- [PAGE EXTRACT]:
»»
The Keynesian multiplier analysis has become a staple in macroeconomic education at the introductory and higher levels, without students being warned of the concept's fundamental misrepresentation of how an economy works. See, for example, Boyes and Melvin (1994), Case and Fair (1996), Gwartney, Stroup, and Sobel (2000), Mankiw (1998), O'Sullivan and Sheffrin (1998), Parkin (1997), Samuelson and Nordhaus (1998), Stiglitz (1997), and Taylor (1998) at the introductory level, and Abel and Bernanke (1998), Blanchard (2000), Dornbusch and Fischer (1994), Froyen (1999), Mankiw (1997), McElroy (1996), Galbraith and Darity (1994), Gordon (2000), and Hall and Taylor (1993) at higher levels.
««
- [GIVEN ENTRIES]:
»»
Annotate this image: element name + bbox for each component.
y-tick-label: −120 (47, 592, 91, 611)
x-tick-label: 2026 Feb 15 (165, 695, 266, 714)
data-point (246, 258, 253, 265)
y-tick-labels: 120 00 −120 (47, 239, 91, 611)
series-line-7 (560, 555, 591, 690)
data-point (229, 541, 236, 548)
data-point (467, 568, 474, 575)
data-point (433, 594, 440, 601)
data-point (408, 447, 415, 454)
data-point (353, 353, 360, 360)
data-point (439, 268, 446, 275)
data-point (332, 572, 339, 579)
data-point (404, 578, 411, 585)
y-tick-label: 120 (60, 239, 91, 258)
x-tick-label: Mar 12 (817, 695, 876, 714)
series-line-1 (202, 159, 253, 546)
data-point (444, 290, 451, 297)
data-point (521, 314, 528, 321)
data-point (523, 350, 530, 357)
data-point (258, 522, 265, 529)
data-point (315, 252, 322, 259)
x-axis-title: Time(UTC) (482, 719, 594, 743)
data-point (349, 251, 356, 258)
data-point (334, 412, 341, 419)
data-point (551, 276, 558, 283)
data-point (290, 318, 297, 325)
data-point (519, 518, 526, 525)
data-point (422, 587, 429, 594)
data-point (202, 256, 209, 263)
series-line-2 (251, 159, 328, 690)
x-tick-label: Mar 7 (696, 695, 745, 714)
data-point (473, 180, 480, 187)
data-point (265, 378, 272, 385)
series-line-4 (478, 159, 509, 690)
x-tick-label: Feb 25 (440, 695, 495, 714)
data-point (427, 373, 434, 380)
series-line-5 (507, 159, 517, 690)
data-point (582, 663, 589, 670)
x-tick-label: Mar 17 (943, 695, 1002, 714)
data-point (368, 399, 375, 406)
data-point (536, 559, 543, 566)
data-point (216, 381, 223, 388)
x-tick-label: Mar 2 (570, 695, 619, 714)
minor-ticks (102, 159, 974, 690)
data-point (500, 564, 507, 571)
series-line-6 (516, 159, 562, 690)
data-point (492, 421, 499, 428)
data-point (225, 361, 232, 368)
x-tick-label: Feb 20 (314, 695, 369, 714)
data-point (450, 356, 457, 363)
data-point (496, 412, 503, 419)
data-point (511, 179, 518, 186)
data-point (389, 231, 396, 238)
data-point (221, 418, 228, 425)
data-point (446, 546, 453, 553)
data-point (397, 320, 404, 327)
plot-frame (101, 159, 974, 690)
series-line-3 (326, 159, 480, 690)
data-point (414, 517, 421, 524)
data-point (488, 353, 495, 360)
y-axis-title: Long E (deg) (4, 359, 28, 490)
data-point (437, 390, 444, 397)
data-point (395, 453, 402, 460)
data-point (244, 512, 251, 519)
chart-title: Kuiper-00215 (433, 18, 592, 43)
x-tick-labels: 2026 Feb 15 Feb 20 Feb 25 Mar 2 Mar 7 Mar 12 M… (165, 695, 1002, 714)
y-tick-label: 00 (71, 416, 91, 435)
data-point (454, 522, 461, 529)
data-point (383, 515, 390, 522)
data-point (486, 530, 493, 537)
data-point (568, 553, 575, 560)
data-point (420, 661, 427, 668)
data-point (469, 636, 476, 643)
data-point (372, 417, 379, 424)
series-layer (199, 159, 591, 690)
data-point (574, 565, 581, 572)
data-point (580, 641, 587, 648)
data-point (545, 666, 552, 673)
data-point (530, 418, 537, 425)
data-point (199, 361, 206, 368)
««
- [TASK SET]:
[A] Reproduce word for word the stretch of the multiplier passage from "The Keynesian multiplier" through "at higher levels.".
[B] Decide whether each statement agrees with the multiplier passage, answering yes or no and quoting the deciding words: (i) students are warned that the multiplier concept misrepresents how an economy works; (ii) Taylor (1998) is cited at the introductory level; (iii) the Keynesian multiplier analysis is described as a staple in macroeconomic education.
The records can be left aside.

- [EXPECTED RESPONSES]:
[A]
The Keynesian multiplier analysis has become a staple in macroeconomic education at the introductory and higher levels, without students being warned of the concept's fundamental misrepresentation of how an economy works. See, for example, Boyes and Melvin (1994), Case and Fair (1996), Gwartney, Stroup, and Sobel (2000), Mankiw (1998), O'Sullivan and Sheffrin (1998), Parkin (1997), Samuelson and Nordhaus (1998), Stiglitz (1997), and Taylor (1998) at the introductory level, and Abel and Bernanke (1998), Blanchard (2000), Dornbusch and Fischer (1994), Froyen (1999), Mankiw (1997), McElroy (1996), Galbraith and Darity (1994), Gordon (2000), and Hall and Taylor (1993) at higher levels.

[B]
(i) No: "without students being warned of the concept's fundamental misrepresentation of how an economy works"
(ii) Yes: "and Taylor (1998) at the introductory level"
(iii) Yes: "The Keynesian multiplier analysis has become a staple in macroeconomic education"